▶ _THE REQUEST_: Transcribe every entry word for word, but skip the images.

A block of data
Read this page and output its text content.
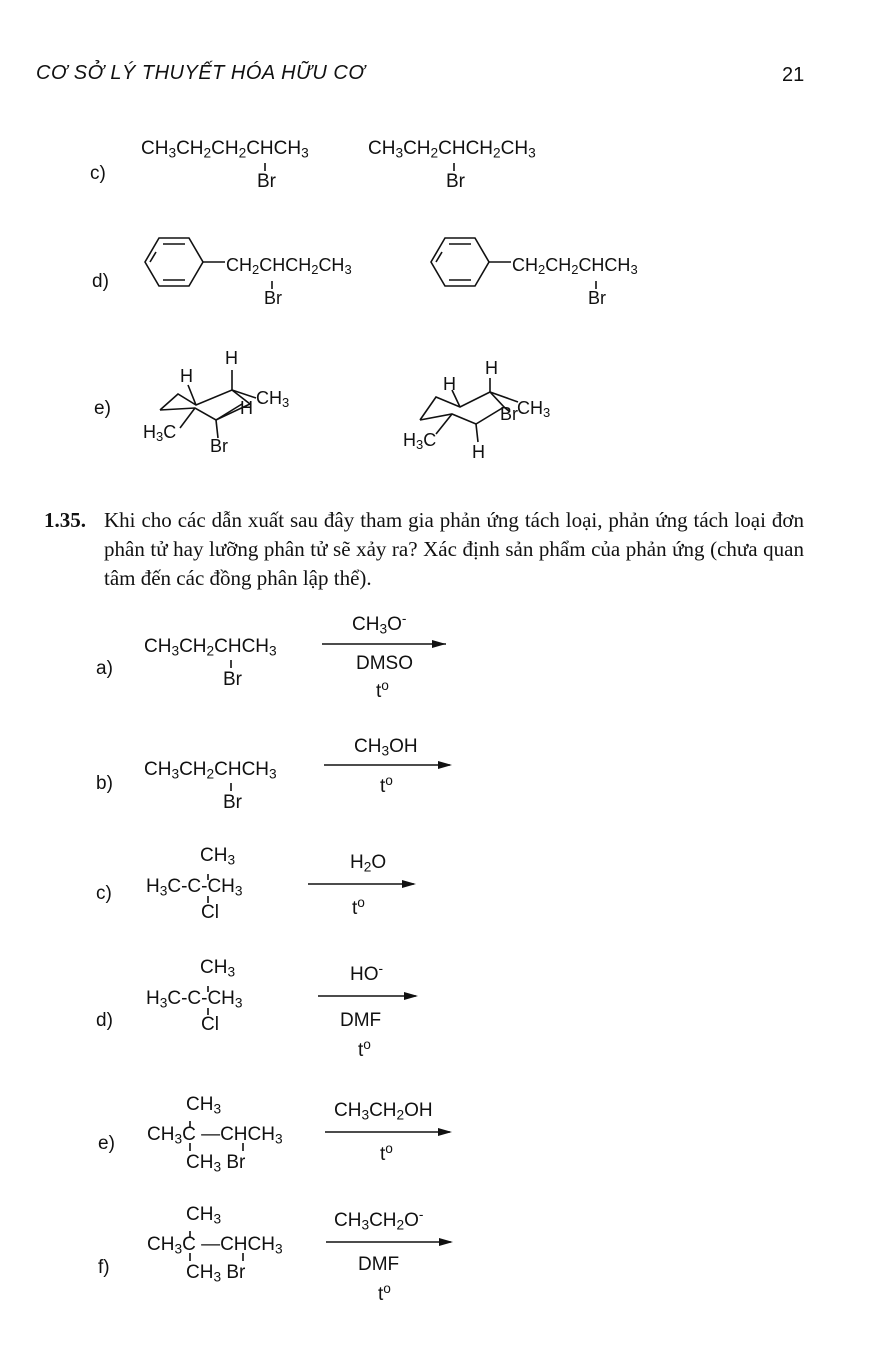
CƠ SỞ LÝ THUYẾT HÓA HỮU CƠ	21
c)
$CH_3CH_2CH_2CHCH_3$
Br
$CH_3CH_2CHCH_2CH_3$
Br
d)
$CH_2CHCH_2CH_3$
Br
$CH_2CH_2CHCH_3$
Br
e)
H
H
$CH_3$
H
$H_3C$
Br
H
H
Br $CH_3$
$H_3C$
H
1.35. Khi cho các dẫn xuất sau đây tham gia phản ứng tách loại, phản ứng tách loại đơn phân tử hay lưỡng phân tử sẽ xảy ra? Xác định sản phẩm của phản ứng (chưa quan tâm đến các đồng phân lập thể).
a)
$CH_3CH_2CHCH_3$
Br
$CH_3O^-$
DMSO
$t^o$
b)
$CH_3CH_2CHCH_3$
Br
$CH_3OH$
$t^o$
c)
$CH_3$
$H_3C-C-CH_3$
Cl
$H_2O$
$t^o$
d)
$CH_3$
$H_3C-C-CH_3$
Cl
HO-
DMF
$t^o$
e)
$CH_3$
$CH_3C$ $—CHCH_3$
$CH_3$ Br
$CH_3CH_2OH$
$t^o$
f)
$CH_3$
$CH_3C$ $—CHCH_3$
$CH_3$ Br
$CH_3CH_2O^-$
DMF
$t^o$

▶ _ANSWER FOR THE TASK_:
Read this page and output its text content.
CƠ SỞ LÝ THUYẾT HÓA HỮU CƠ	21
c)
$CH_3CH_2CH_2CHCH_3$
Br
$CH_3CH_2CHCH_2CH_3$
Br
d)
$CH_2CHCH_2CH_3$
Br
$CH_2CH_2CHCH_3$
Br
e)
H
H
$CH_3$
H
$H_3C$
Br
H
H
Br $CH_3$
$H_3C$
H
1.35. Khi cho các dẫn xuất sau đây tham gia phản ứng tách loại, phản ứng tách loại đơn phân tử hay lưỡng phân tử sẽ xảy ra? Xác định sản phẩm của phản ứng (chưa quan tâm đến các đồng phân lập thể).
a)
$CH_3CH_2CHCH_3$
Br
$CH_3O^-$
DMSO
$t^o$
b)
$CH_3CH_2CHCH_3$
Br
$CH_3OH$
$t^o$
c)
$CH_3$
$H_3C-C-CH_3$
Cl
$H_2O$
$t^o$
d)
$CH_3$
$H_3C-C-CH_3$
Cl
HO-
DMF
$t^o$
e)
$CH_3$
$CH_3C$ $—CHCH_3$
$CH_3$ Br
$CH_3CH_2OH$
$t^o$
f)
$CH_3$
$CH_3C$ $—CHCH_3$
$CH_3$ Br
$CH_3CH_2O^-$
DMF
$t^o$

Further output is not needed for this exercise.